**INSTRUÇÃO:**
Responda às seguintes perguntas com base no trecho sobre cronogramas de projetos.
1. Como deverá ser utilizado o ganho de prazo do cronograma?
2. Qual foi o objetivo do artigo?
3. Quais dois fenômenos são citados como identificáveis no planejamento e na gestão do empreendimento?

**TRECHO DA PÁGINA:**
---*---

O ganho de prazo do cronograma deverá ser utilizado como “buffers” da data final do cronograma e em pontos estratégicos dele(***). Por exemplo, podemos colocar “buffers” nas atividades de interface entre diferentes organizações que estejam participando da execução do empreendimento e/ou nas atividades que impactam os caminhos críticos de atividade e de recurso do projeto. O acompanhamento do avanço e as ações preventivas e corretivas do projeto seriam, então, baseado no monitoramento destes “buffers” mais do que simplesmente analisando o atraso na execução de atividades.
O objetivo deste artigo foi provocar uma discussão na busca por alternativas de planejamento e gestão mais ágeis dos empreendimentos, focando no processo de estimativa de durações do cronograma. Se você está passando ou já experimentou alguma situação em que estes fenômenos de síndrome de estudante e multitarefa nociva podem ser identificados no planejamento e na gestão do empreendimento, comente com a sua opinião e com sua experiência. Se você tem algum contraponto ou entendimento diferente deste problema, também comente. A discussão aberta certamente nos fará evoluir para que tenhamos implantação de projetos com menos desperdícios e, consequentemente, mais produtivos. A sociedade espera isso de nós.

---*---

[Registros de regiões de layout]
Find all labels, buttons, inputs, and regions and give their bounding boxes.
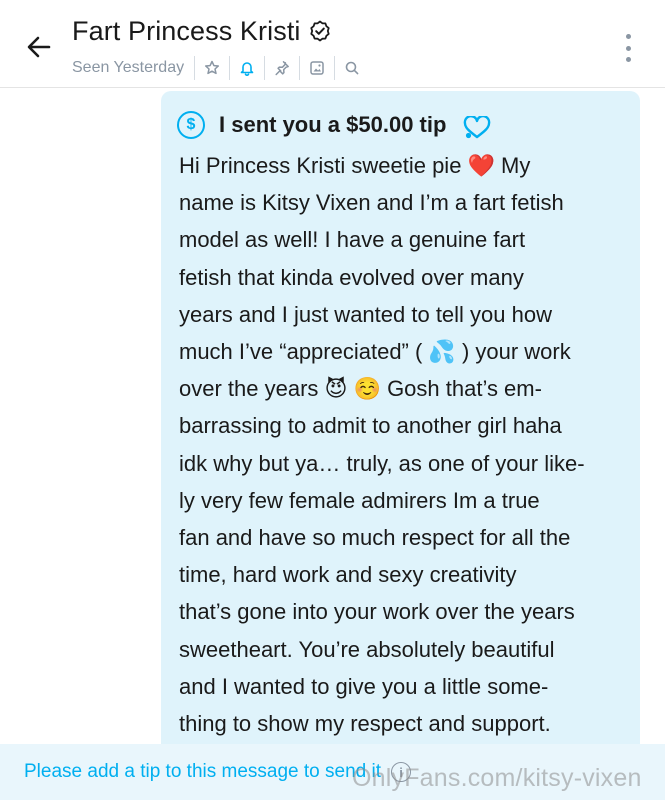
tip-required-bar[interactable]: Please add a tip to this message to send… <box>0 744 665 800</box>
kebab-dot <box>625 34 631 39</box>
chat-header: Fart Princess Kristi Seen Yesterday <box>0 0 665 88</box>
message-line: barrassing to admit to another girl haha <box>179 413 562 439</box>
message-line: fan and have so much respect for all the <box>179 525 571 551</box>
bell-icon[interactable] <box>229 56 264 80</box>
more-vertical-icon[interactable] <box>616 30 640 66</box>
message-line: idk why but ya… truly, as one of your li… <box>179 450 585 476</box>
tip-label: I sent you a $50.00 tip <box>219 112 447 137</box>
message-line: and I wanted to give you a little some- <box>179 673 549 699</box>
message-line: much I’ve “appreciated” ( 💦 ) your work <box>179 339 571 365</box>
kebab-dot <box>625 57 631 62</box>
message-line: that’s gone into your work over the year… <box>179 599 575 625</box>
gallery-icon[interactable] <box>299 56 334 80</box>
search-icon[interactable] <box>334 56 369 80</box>
message-line: sweetheart. You’re absolutely beautiful <box>179 636 555 662</box>
message-line: name is Kitsy Vixen and I’m a fart fetis… <box>179 190 564 216</box>
message-bubble[interactable]: $ I sent you a $50.00 tip Hi Princess Kr… <box>161 91 640 751</box>
verified-icon <box>309 20 331 42</box>
message-line: model as well! I have a genuine fart <box>179 227 526 253</box>
header-toolbar: Seen Yesterday <box>72 56 369 80</box>
message-line: over the years 😈 ☺️ Gosh that’s em- <box>179 376 542 402</box>
info-icon[interactable]: i <box>391 762 411 782</box>
kebab-dot <box>625 45 631 51</box>
title-row: Fart Princess Kristi <box>72 14 331 48</box>
message-line: thing to show my respect and support. <box>179 711 551 737</box>
heart-icon <box>462 114 492 145</box>
pin-icon[interactable] <box>264 56 299 80</box>
tip-row: $ I sent you a $50.00 tip <box>177 107 622 143</box>
back-arrow-icon[interactable] <box>22 30 56 64</box>
dollar-circle-icon: $ <box>177 111 205 139</box>
message-line: fetish that kinda evolved over many <box>179 264 524 290</box>
page-title[interactable]: Fart Princess Kristi <box>72 16 301 47</box>
tip-prompt-link[interactable]: Please add a tip to this message to send… <box>24 761 381 783</box>
message-line: ly very few female admirers Im a true <box>179 487 540 513</box>
message-text: Hi Princess Kristi sweetie pie ❤️ My nam… <box>179 147 622 742</box>
message-line: time, hard work and sexy creativity <box>179 562 517 588</box>
star-icon[interactable] <box>194 56 229 80</box>
message-line: Hi Princess Kristi sweetie pie ❤️ My <box>179 153 531 178</box>
seen-status: Seen Yesterday <box>72 59 185 76</box>
message-line: years and I just wanted to tell you how <box>179 301 552 327</box>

---*---

**RESPOSTA:**
1. Como "buffers" da data final do cronograma e em pontos estratégicos dele.
2. Provocar uma discussão na busca por alternativas de planejamento e gestão mais ágeis dos empreendimentos, com foco no processo de estimativa de durações do cronograma.
3. A síndrome de estudante e a multitarefa nociva.